§ **Provided data**
□ □ □ □ □ □ □
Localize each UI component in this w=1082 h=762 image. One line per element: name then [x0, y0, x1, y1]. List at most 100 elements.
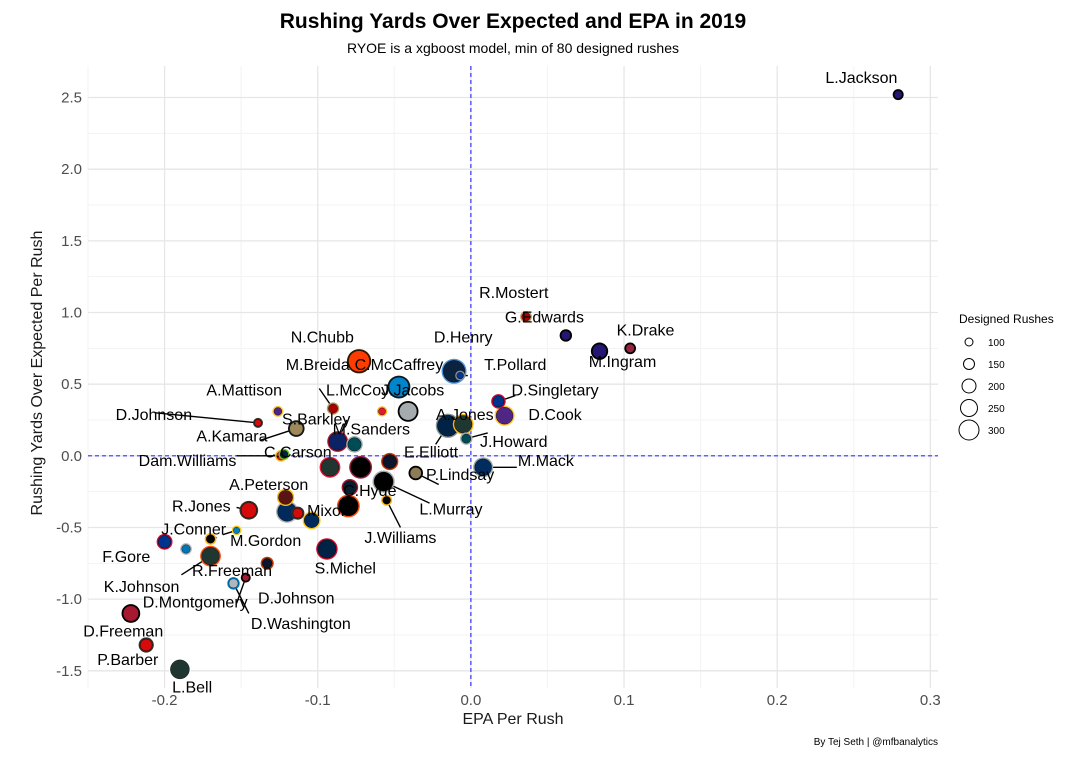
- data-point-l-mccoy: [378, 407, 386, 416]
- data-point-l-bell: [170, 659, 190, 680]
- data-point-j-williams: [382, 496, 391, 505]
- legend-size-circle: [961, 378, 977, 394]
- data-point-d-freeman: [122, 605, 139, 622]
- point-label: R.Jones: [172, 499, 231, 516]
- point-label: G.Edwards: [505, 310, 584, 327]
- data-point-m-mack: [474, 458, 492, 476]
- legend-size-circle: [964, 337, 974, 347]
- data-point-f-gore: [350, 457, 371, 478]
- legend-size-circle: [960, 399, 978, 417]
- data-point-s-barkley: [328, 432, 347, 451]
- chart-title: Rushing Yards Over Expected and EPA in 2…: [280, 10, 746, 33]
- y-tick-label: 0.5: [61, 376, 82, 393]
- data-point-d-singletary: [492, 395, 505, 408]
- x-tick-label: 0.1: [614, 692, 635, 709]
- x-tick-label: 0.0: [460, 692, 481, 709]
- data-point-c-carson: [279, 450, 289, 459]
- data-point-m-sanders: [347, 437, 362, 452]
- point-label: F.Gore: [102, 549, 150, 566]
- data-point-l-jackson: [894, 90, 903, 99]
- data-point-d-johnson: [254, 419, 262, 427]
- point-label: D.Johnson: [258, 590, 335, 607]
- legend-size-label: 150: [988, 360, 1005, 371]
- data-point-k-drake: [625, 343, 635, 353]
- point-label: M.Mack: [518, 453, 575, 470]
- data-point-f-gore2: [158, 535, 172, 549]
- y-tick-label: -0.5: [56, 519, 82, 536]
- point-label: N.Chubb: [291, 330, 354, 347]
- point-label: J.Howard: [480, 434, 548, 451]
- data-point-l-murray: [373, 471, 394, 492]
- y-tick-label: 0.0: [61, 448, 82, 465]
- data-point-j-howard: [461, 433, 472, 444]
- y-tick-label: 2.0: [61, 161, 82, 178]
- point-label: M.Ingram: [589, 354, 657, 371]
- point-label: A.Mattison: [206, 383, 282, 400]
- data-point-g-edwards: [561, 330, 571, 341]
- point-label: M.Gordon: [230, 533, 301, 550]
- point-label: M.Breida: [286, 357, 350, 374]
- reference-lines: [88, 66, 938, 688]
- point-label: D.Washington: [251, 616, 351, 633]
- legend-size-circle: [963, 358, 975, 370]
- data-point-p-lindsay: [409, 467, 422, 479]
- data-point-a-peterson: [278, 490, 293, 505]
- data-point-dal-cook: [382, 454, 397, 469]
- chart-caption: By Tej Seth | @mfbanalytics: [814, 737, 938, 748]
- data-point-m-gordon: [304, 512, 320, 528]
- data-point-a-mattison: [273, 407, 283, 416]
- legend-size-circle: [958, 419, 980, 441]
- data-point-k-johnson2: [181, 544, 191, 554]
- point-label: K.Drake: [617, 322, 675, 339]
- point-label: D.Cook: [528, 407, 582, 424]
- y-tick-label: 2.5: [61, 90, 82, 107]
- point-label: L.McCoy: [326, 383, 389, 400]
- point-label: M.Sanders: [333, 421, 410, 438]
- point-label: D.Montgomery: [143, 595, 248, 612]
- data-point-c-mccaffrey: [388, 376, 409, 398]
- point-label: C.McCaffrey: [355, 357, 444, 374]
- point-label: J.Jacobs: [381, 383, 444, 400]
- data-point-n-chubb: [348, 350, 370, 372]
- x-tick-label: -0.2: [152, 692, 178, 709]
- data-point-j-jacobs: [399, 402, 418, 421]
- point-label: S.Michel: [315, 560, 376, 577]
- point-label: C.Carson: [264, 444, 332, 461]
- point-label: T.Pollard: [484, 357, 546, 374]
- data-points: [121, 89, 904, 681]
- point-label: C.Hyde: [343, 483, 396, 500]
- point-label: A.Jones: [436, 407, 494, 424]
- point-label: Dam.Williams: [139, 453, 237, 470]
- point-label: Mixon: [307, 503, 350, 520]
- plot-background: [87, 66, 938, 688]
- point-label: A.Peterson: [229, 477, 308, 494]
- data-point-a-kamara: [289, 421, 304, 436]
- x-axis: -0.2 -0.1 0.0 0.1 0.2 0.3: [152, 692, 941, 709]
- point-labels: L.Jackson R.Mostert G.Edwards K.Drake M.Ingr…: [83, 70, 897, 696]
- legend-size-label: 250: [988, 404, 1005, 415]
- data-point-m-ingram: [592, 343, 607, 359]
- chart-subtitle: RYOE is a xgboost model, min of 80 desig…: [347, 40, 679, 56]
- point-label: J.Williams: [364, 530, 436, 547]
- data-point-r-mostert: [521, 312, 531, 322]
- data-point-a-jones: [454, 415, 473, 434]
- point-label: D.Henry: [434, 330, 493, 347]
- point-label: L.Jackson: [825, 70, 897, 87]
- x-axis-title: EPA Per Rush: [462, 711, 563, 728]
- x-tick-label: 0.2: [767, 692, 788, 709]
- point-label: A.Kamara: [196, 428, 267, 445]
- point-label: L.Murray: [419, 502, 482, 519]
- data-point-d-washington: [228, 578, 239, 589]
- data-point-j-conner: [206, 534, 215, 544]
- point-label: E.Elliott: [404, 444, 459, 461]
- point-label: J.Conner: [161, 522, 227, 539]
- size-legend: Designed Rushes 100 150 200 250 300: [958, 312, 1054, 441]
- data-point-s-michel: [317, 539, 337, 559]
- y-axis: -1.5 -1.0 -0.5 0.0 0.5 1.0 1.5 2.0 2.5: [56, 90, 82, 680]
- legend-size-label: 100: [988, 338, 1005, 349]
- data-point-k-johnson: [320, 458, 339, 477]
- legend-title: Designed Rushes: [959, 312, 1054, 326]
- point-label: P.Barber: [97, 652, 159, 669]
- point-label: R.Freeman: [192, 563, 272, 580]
□ □ □ □ □ □ □
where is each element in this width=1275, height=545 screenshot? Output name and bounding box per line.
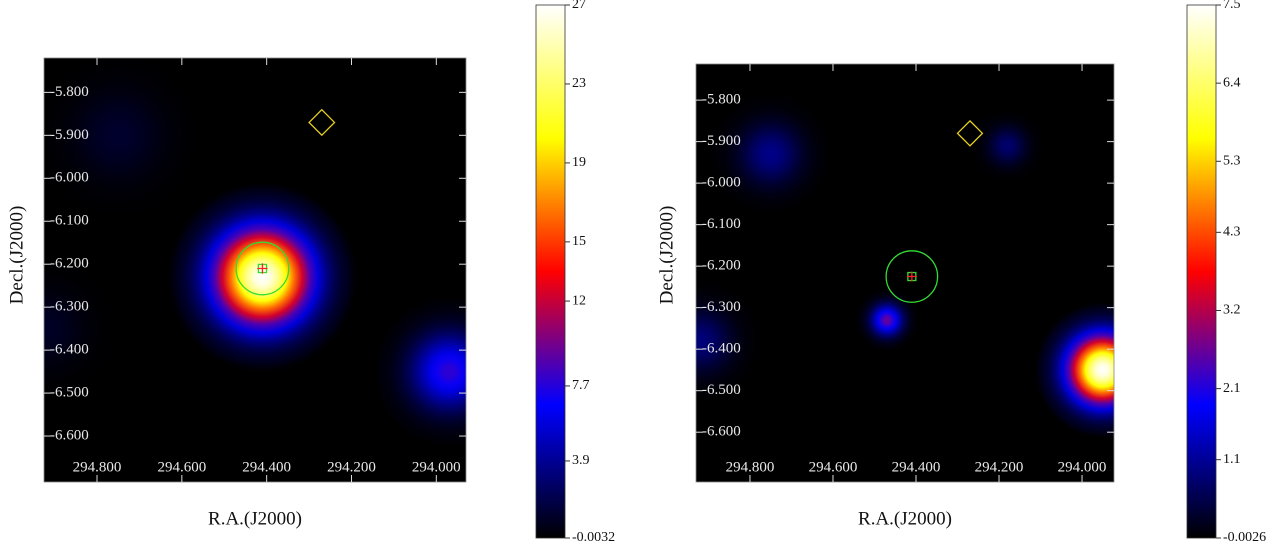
□ □ □ □ □ □ □
§ **Prompt**
Please render the rows above as a JSON list of strings, one string per line and blank lines omitted, starting at the line containing "Localize each UI" and ending at the line containing "- data-point-dal-cook: [382, 454, 397, 469]", with both included. Leave the pictures out of the answer.

§ **Exercise result**
[
  "Localize each UI component in this w=1082 h=762 image. One line per element: name then [x0, y0, x1, y1]. List at most 100 elements.",
  "- data-point-l-mccoy: [378, 407, 386, 416]",
  "- data-point-l-bell: [170, 659, 190, 680]",
  "- data-point-j-williams: [382, 496, 391, 505]",
  "- legend-size-circle: [961, 378, 977, 394]",
  "- data-point-d-freeman: [122, 605, 139, 622]",
  "- point-label: R.Jones: [172, 499, 231, 516]",
  "- point-label: G.Edwards: [505, 310, 584, 327]",
  "- data-point-m-mack: [474, 458, 492, 476]",
  "- legend-size-circle: [964, 337, 974, 347]",
  "- data-point-f-gore: [350, 457, 371, 478]",
  "- legend-size-circle: [960, 399, 978, 417]",
  "- data-point-s-barkley: [328, 432, 347, 451]",
  "- chart-title: Rushing Yards Over Expected and EPA in 2…: [280, 10, 746, 33]",
  "- y-tick-label: 0.5: [61, 376, 82, 393]",
  "- data-point-d-singletary: [492, 395, 505, 408]",
  "- x-tick-label: 0.1: [614, 692, 635, 709]",
  "- x-tick-label: 0.0: [460, 692, 481, 709]",
  "- data-point-c-carson: [279, 450, 289, 459]",
  "- data-point-m-sanders: [347, 437, 362, 452]",
  "- point-label: F.Gore: [102, 549, 150, 566]",
  "- data-point-l-jackson: [894, 90, 903, 99]",
  "- data-point-d-johnson: [254, 419, 262, 427]",
  "- point-label: D.Johnson: [258, 590, 335, 607]",
  "- legend-size-label: 150: [988, 360, 1005, 371]",
  "- data-point-k-drake: [625, 343, 635, 353]",
  "- point-label: M.Mack: [518, 453, 575, 470]",
  "- data-point-f-gore2: [158, 535, 172, 549]",
  "- y-tick-label: -0.5: [56, 519, 82, 536]",
  "- point-label: N.Chubb: [291, 330, 354, 347]",
  "- point-label: J.Howard: [480, 434, 548, 451]",
  "- data-point-l-murray: [373, 471, 394, 492]",
  "- y-tick-label: 0.0: [61, 448, 82, 465]",
  "- data-point-j-howard: [461, 433, 472, 444]",
  "- y-tick-label: 2.0: [61, 161, 82, 178]",
  "- point-label: M.Ingram: [589, 354, 657, 371]",
  "- point-label: A.Mattison: [206, 383, 282, 400]",
  "- data-point-g-edwards: [561, 330, 571, 341]",
  "- point-label: M.Gordon: [230, 533, 301, 550]",
  "- point-label: M.Breida: [286, 357, 350, 374]",
  "- reference-lines: [88, 66, 938, 688]",
  "- point-label: D.Washington: [251, 616, 351, 633]",
  "- legend-size-circle: [963, 358, 975, 370]",
  "- data-point-p-lindsay: [409, 467, 422, 479]",
  "- data-point-a-peterson: [278, 490, 293, 505]",
  "- data-point-dal-cook: [382, 454, 397, 469]"
]